Task prompt:
Your task is to restate the data word for word.

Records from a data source

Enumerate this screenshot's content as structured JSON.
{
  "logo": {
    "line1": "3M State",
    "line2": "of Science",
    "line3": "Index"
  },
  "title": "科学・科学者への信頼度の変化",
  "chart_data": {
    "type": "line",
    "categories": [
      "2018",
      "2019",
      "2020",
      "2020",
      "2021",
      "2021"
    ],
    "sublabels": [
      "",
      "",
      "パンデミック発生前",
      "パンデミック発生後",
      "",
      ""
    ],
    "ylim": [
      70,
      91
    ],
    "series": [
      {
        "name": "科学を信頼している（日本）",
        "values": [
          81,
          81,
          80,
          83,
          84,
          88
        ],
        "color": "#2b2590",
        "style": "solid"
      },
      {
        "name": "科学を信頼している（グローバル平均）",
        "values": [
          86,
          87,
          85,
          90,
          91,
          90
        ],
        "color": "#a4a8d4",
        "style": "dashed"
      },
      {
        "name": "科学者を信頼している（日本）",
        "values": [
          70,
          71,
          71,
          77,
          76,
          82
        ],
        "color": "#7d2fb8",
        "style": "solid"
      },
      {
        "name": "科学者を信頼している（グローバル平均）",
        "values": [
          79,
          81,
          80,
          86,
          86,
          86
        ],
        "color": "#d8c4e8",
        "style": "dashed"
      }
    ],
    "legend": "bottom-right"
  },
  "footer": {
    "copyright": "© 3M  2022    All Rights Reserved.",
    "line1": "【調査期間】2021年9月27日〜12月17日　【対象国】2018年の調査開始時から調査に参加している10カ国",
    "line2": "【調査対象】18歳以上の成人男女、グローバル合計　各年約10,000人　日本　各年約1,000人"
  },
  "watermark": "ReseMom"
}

Response to this task:
Enumerate this screenshot's content as structured JSON.
{
  "logo": {
    "line1": "3M State",
    "line2": "of Science",
    "line3": "Index"
  },
  "title": "科学・科学者への信頼度の変化",
  "chart_data": {
    "type": "line",
    "categories": [
      "2018",
      "2019",
      "2020",
      "2020",
      "2021",
      "2021"
    ],
    "sublabels": [
      "",
      "",
      "パンデミック発生前",
      "パンデミック発生後",
      "",
      ""
    ],
    "ylim": [
      70,
      91
    ],
    "series": [
      {
        "name": "科学を信頼している（日本）",
        "values": [
          81,
          81,
          80,
          83,
          84,
          88
        ],
        "color": "#2b2590",
        "style": "solid"
      },
      {
        "name": "科学を信頼している（グローバル平均）",
        "values": [
          86,
          87,
          85,
          90,
          91,
          90
        ],
        "color": "#a4a8d4",
        "style": "dashed"
      },
      {
        "name": "科学者を信頼している（日本）",
        "values": [
          70,
          71,
          71,
          77,
          76,
          82
        ],
        "color": "#7d2fb8",
        "style": "solid"
      },
      {
        "name": "科学者を信頼している（グローバル平均）",
        "values": [
          79,
          81,
          80,
          86,
          86,
          86
        ],
        "color": "#d8c4e8",
        "style": "dashed"
      }
    ],
    "legend": "bottom-right"
  },
  "footer": {
    "copyright": "© 3M  2022    All Rights Reserved.",
    "line1": "【調査期間】2021年9月27日〜12月17日　【対象国】2018年の調査開始時から調査に参加している10カ国",
    "line2": "【調査対象】18歳以上の成人男女、グローバル合計　各年約10,000人　日本　各年約1,000人"
  },
  "watermark": "ReseMom"
}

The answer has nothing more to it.